-- Start --

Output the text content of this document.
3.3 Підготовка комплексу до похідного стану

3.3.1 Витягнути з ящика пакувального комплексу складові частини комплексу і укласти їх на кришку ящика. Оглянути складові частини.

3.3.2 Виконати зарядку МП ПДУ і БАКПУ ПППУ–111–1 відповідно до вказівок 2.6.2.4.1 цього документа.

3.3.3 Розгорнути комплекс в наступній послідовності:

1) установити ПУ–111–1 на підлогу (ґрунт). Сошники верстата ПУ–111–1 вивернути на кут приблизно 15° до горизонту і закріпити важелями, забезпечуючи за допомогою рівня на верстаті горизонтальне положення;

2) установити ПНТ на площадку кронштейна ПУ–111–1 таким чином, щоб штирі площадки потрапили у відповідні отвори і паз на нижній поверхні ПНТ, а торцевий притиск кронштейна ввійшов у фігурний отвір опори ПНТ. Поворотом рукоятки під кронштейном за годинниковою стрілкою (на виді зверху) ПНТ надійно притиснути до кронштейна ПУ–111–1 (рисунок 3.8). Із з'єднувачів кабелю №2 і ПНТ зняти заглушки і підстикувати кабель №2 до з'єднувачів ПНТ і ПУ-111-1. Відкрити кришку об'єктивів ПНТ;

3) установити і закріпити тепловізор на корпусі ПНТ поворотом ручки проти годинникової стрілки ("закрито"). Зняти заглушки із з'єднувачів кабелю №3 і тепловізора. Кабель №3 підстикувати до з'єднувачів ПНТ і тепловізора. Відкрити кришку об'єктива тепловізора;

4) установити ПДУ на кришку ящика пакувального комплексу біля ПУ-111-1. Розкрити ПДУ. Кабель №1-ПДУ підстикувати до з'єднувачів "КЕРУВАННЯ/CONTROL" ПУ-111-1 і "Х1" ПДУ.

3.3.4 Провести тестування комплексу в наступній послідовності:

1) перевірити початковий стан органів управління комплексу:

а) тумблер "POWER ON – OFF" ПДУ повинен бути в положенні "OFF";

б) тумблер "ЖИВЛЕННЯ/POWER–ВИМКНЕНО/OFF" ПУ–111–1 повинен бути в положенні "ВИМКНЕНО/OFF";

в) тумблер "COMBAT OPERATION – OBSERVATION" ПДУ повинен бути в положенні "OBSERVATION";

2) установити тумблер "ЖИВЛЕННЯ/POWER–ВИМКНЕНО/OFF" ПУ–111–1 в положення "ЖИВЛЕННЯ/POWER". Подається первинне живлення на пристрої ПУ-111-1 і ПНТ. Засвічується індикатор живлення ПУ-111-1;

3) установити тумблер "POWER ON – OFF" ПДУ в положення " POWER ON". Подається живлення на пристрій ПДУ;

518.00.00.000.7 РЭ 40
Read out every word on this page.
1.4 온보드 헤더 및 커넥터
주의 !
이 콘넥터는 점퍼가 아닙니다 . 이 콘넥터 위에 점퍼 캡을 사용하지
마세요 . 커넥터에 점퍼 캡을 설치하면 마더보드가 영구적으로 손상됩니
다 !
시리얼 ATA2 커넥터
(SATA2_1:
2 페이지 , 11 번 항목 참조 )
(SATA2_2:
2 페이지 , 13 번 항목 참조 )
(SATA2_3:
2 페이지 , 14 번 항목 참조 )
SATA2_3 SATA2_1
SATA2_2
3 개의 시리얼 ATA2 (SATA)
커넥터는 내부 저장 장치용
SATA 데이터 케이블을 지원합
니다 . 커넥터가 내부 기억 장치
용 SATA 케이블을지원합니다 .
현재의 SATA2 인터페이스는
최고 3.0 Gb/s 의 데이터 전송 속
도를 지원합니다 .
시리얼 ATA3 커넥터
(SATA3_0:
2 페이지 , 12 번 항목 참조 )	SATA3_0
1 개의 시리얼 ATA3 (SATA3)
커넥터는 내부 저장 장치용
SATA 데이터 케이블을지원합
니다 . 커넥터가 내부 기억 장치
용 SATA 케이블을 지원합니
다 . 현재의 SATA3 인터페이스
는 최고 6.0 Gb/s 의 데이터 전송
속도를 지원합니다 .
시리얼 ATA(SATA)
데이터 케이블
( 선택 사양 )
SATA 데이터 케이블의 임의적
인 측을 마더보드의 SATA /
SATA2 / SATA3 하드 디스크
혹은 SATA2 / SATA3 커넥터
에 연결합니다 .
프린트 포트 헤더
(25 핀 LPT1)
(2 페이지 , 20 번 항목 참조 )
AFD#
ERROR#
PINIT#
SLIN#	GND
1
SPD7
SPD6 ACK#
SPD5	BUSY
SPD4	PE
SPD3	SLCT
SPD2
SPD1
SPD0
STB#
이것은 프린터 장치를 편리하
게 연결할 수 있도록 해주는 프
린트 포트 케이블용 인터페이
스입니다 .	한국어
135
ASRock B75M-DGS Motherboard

-- End --

Problem to work on
Extract the listing in its entirety, matching it exactly.

Reply
Output the text content of this document.
3.3 Підготовка комплексу до похідного стану

3.3.1 Витягнути з ящика пакувального комплексу складові частини комплексу і укласти їх на кришку ящика. Оглянути складові частини.

3.3.2 Виконати зарядку МП ПДУ і БАКПУ ПППУ–111–1 відповідно до вказівок 2.6.2.4.1 цього документа.

3.3.3 Розгорнути комплекс в наступній послідовності:

1) установити ПУ–111–1 на підлогу (ґрунт). Сошники верстата ПУ–111–1 вивернути на кут приблизно 15° до горизонту і закріпити важелями, забезпечуючи за допомогою рівня на верстаті горизонтальне положення;

2) установити ПНТ на площадку кронштейна ПУ–111–1 таким чином, щоб штирі площадки потрапили у відповідні отвори і паз на нижній поверхні ПНТ, а торцевий притиск кронштейна ввійшов у фігурний отвір опори ПНТ. Поворотом рукоятки під кронштейном за годинниковою стрілкою (на виді зверху) ПНТ надійно притиснути до кронштейна ПУ–111–1 (рисунок 3.8). Із з'єднувачів кабелю №2 і ПНТ зняти заглушки і підстикувати кабель №2 до з'єднувачів ПНТ і ПУ-111-1. Відкрити кришку об'єктивів ПНТ;

3) установити і закріпити тепловізор на корпусі ПНТ поворотом ручки проти годинникової стрілки ("закрито"). Зняти заглушки із з'єднувачів кабелю №3 і тепловізора. Кабель №3 підстикувати до з'єднувачів ПНТ і тепловізора. Відкрити кришку об'єктива тепловізора;

4) установити ПДУ на кришку ящика пакувального комплексу біля ПУ-111-1. Розкрити ПДУ. Кабель №1-ПДУ підстикувати до з'єднувачів "КЕРУВАННЯ/CONTROL" ПУ-111-1 і "Х1" ПДУ.

3.3.4 Провести тестування комплексу в наступній послідовності:

1) перевірити початковий стан органів управління комплексу:

а) тумблер "POWER ON – OFF" ПДУ повинен бути в положенні "OFF";

б) тумблер "ЖИВЛЕННЯ/POWER–ВИМКНЕНО/OFF" ПУ–111–1 повинен бути в положенні "ВИМКНЕНО/OFF";

в) тумблер "COMBAT OPERATION – OBSERVATION" ПДУ повинен бути в положенні "OBSERVATION";

2) установити тумблер "ЖИВЛЕННЯ/POWER–ВИМКНЕНО/OFF" ПУ–111–1 в положення "ЖИВЛЕННЯ/POWER". Подається первинне живлення на пристрої ПУ-111-1 і ПНТ. Засвічується індикатор живлення ПУ-111-1;

3) установити тумблер "POWER ON – OFF" ПДУ в положення " POWER ON". Подається живлення на пристрій ПДУ;

518.00.00.000.7 РЭ 40
Read out every word on this page.
1.4 온보드 헤더 및 커넥터
주의 !
이 콘넥터는 점퍼가 아닙니다 . 이 콘넥터 위에 점퍼 캡을 사용하지
마세요 . 커넥터에 점퍼 캡을 설치하면 마더보드가 영구적으로 손상됩니
다 !
시리얼 ATA2 커넥터
(SATA2_1:
2 페이지 , 11 번 항목 참조 )
(SATA2_2:
2 페이지 , 13 번 항목 참조 )
(SATA2_3:
2 페이지 , 14 번 항목 참조 )
SATA2_3 SATA2_1
SATA2_2
3 개의 시리얼 ATA2 (SATA)
커넥터는 내부 저장 장치용
SATA 데이터 케이블을 지원합
니다 . 커넥터가 내부 기억 장치
용 SATA 케이블을지원합니다 .
현재의 SATA2 인터페이스는
최고 3.0 Gb/s 의 데이터 전송 속
도를 지원합니다 .
시리얼 ATA3 커넥터
(SATA3_0:
2 페이지 , 12 번 항목 참조 )	SATA3_0
1 개의 시리얼 ATA3 (SATA3)
커넥터는 내부 저장 장치용
SATA 데이터 케이블을지원합
니다 . 커넥터가 내부 기억 장치
용 SATA 케이블을 지원합니
다 . 현재의 SATA3 인터페이스
는 최고 6.0 Gb/s 의 데이터 전송
속도를 지원합니다 .
시리얼 ATA(SATA)
데이터 케이블
( 선택 사양 )
SATA 데이터 케이블의 임의적
인 측을 마더보드의 SATA /
SATA2 / SATA3 하드 디스크
혹은 SATA2 / SATA3 커넥터
에 연결합니다 .
프린트 포트 헤더
(25 핀 LPT1)
(2 페이지 , 20 번 항목 참조 )
AFD#
ERROR#
PINIT#
SLIN#	GND
1
SPD7
SPD6 ACK#
SPD5	BUSY
SPD4	PE
SPD3	SLCT
SPD2
SPD1
SPD0
STB#
이것은 프린터 장치를 편리하
게 연결할 수 있도록 해주는 프
린트 포트 케이블용 인터페이
스입니다 .	한국어
135
ASRock B75M-DGS Motherboard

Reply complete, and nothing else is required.